◆ **Source records**
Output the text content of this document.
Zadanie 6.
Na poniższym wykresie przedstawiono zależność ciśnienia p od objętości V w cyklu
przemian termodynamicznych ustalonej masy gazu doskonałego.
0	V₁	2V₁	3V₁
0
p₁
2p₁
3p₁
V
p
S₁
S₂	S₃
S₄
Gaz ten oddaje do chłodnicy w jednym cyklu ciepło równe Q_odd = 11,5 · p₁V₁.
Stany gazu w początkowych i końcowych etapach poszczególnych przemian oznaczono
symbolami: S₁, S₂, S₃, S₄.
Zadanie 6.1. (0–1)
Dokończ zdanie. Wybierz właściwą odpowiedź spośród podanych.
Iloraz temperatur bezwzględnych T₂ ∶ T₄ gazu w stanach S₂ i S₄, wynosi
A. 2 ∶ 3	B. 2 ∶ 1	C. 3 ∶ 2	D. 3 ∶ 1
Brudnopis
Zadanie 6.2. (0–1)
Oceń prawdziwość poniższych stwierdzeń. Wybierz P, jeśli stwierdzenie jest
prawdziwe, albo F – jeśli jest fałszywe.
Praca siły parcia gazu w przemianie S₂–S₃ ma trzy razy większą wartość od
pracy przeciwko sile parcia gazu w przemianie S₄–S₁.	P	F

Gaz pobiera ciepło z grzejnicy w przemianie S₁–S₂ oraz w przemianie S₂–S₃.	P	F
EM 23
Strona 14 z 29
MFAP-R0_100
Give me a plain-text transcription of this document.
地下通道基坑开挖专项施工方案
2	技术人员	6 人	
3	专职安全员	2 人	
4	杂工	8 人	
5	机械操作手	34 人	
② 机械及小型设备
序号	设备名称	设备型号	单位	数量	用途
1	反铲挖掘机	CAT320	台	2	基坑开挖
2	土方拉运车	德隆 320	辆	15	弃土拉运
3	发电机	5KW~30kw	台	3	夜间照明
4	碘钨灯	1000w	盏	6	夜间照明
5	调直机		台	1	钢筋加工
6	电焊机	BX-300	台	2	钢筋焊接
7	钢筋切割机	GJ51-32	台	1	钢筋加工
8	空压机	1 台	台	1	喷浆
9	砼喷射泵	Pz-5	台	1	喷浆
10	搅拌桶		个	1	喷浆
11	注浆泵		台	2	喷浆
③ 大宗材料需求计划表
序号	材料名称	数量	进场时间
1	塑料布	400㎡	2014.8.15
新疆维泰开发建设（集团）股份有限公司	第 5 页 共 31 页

◆ **Given instruction**
Read through the lines above and collect those that contain the string "text".

◆ **Task response**
Output the text content of this document.
Give me a plain-text transcription of this document.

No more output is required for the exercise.